### The task
Copy all of the material word for word, except for the pictures.
* * *
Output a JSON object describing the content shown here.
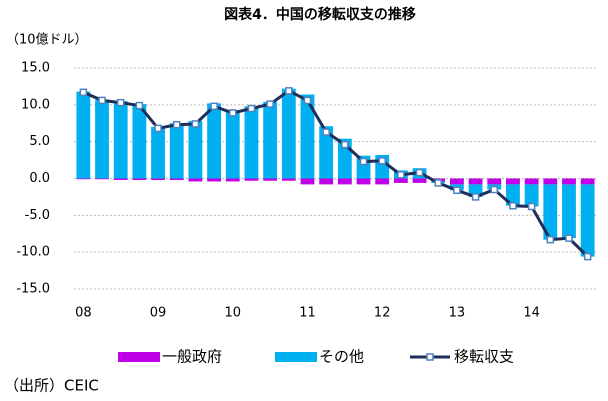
{
  "chart_data": {
    "type": "bar_line",
    "title": "図表4．中国の移転収支の推移",
    "y_label": "（10億ドル）",
    "source": "（出所）CEIC",
    "categories": [
      "08",
      null,
      null,
      null,
      "09",
      null,
      null,
      null,
      "10",
      null,
      null,
      null,
      "11",
      null,
      null,
      null,
      "12",
      null,
      null,
      null,
      "13",
      null,
      null,
      null,
      "14",
      null,
      null,
      null
    ],
    "series": [
      {
        "name": "一般政府",
        "type": "bar",
        "color": "#c000e6",
        "values": [
          -0.1,
          -0.1,
          -0.2,
          -0.2,
          -0.2,
          -0.2,
          -0.4,
          -0.4,
          -0.4,
          -0.3,
          -0.3,
          -0.3,
          -0.8,
          -0.8,
          -0.8,
          -0.8,
          -0.8,
          -0.6,
          -0.6,
          -0.4,
          -0.8,
          -0.8,
          -0.8,
          -0.8,
          -0.8,
          -0.8,
          -0.8,
          -0.8
        ]
      },
      {
        "name": "その他",
        "type": "bar",
        "color": "#00b0f0",
        "values": [
          11.8,
          10.7,
          10.5,
          10.1,
          7.0,
          7.5,
          7.8,
          10.2,
          9.3,
          9.8,
          10.4,
          12.2,
          11.4,
          7.1,
          5.4,
          3.1,
          3.2,
          1.1,
          1.4,
          -0.2,
          -0.8,
          -1.7,
          -0.7,
          -2.9,
          -3.0,
          -7.5,
          -7.3,
          -9.8
        ]
      },
      {
        "name": "移転収支",
        "type": "line",
        "color": "#1f2d5a",
        "marker_color": "#4f81bd",
        "values": [
          11.7,
          10.6,
          10.3,
          9.9,
          6.8,
          7.3,
          7.4,
          9.8,
          8.9,
          9.5,
          10.1,
          11.9,
          10.6,
          6.3,
          4.6,
          2.3,
          2.4,
          0.5,
          0.8,
          -0.6,
          -1.6,
          -2.5,
          -1.5,
          -3.7,
          -3.8,
          -8.3,
          -8.1,
          -10.6
        ]
      }
    ],
    "ylim": [
      -15,
      15
    ],
    "yticks": [
      {
        "value": -15,
        "label": "-15.0"
      },
      {
        "value": -10,
        "label": "-10.0"
      },
      {
        "value": -5,
        "label": "-5.0"
      },
      {
        "value": 0,
        "label": "0.0"
      },
      {
        "value": 5,
        "label": "5.0"
      },
      {
        "value": 10,
        "label": "10.0"
      },
      {
        "value": 15,
        "label": "15.0"
      }
    ],
    "grid": true,
    "legend": "bottom"
  }
}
* * *
### Answer for the task
Output a JSON object describing the content shown here.
{
  "chart_data": {
    "type": "bar_line",
    "title": "図表4．中国の移転収支の推移",
    "y_label": "（10億ドル）",
    "source": "（出所）CEIC",
    "categories": [
      "08",
      null,
      null,
      null,
      "09",
      null,
      null,
      null,
      "10",
      null,
      null,
      null,
      "11",
      null,
      null,
      null,
      "12",
      null,
      null,
      null,
      "13",
      null,
      null,
      null,
      "14",
      null,
      null,
      null
    ],
    "series": [
      {
        "name": "一般政府",
        "type": "bar",
        "color": "#c000e6",
        "values": [
          -0.1,
          -0.1,
          -0.2,
          -0.2,
          -0.2,
          -0.2,
          -0.4,
          -0.4,
          -0.4,
          -0.3,
          -0.3,
          -0.3,
          -0.8,
          -0.8,
          -0.8,
          -0.8,
          -0.8,
          -0.6,
          -0.6,
          -0.4,
          -0.8,
          -0.8,
          -0.8,
          -0.8,
          -0.8,
          -0.8,
          -0.8,
          -0.8
        ]
      },
      {
        "name": "その他",
        "type": "bar",
        "color": "#00b0f0",
        "values": [
          11.8,
          10.7,
          10.5,
          10.1,
          7.0,
          7.5,
          7.8,
          10.2,
          9.3,
          9.8,
          10.4,
          12.2,
          11.4,
          7.1,
          5.4,
          3.1,
          3.2,
          1.1,
          1.4,
          -0.2,
          -0.8,
          -1.7,
          -0.7,
          -2.9,
          -3.0,
          -7.5,
          -7.3,
          -9.8
        ]
      },
      {
        "name": "移転収支",
        "type": "line",
        "color": "#1f2d5a",
        "marker_color": "#4f81bd",
        "values": [
          11.7,
          10.6,
          10.3,
          9.9,
          6.8,
          7.3,
          7.4,
          9.8,
          8.9,
          9.5,
          10.1,
          11.9,
          10.6,
          6.3,
          4.6,
          2.3,
          2.4,
          0.5,
          0.8,
          -0.6,
          -1.6,
          -2.5,
          -1.5,
          -3.7,
          -3.8,
          -8.3,
          -8.1,
          -10.6
        ]
      }
    ],
    "ylim": [
      -15,
      15
    ],
    "yticks": [
      {
        "value": -15,
        "label": "-15.0"
      },
      {
        "value": -10,
        "label": "-10.0"
      },
      {
        "value": -5,
        "label": "-5.0"
      },
      {
        "value": 0,
        "label": "0.0"
      },
      {
        "value": 5,
        "label": "5.0"
      },
      {
        "value": 10,
        "label": "10.0"
      },
      {
        "value": 15,
        "label": "15.0"
      }
    ],
    "grid": true,
    "legend": "bottom"
  }
}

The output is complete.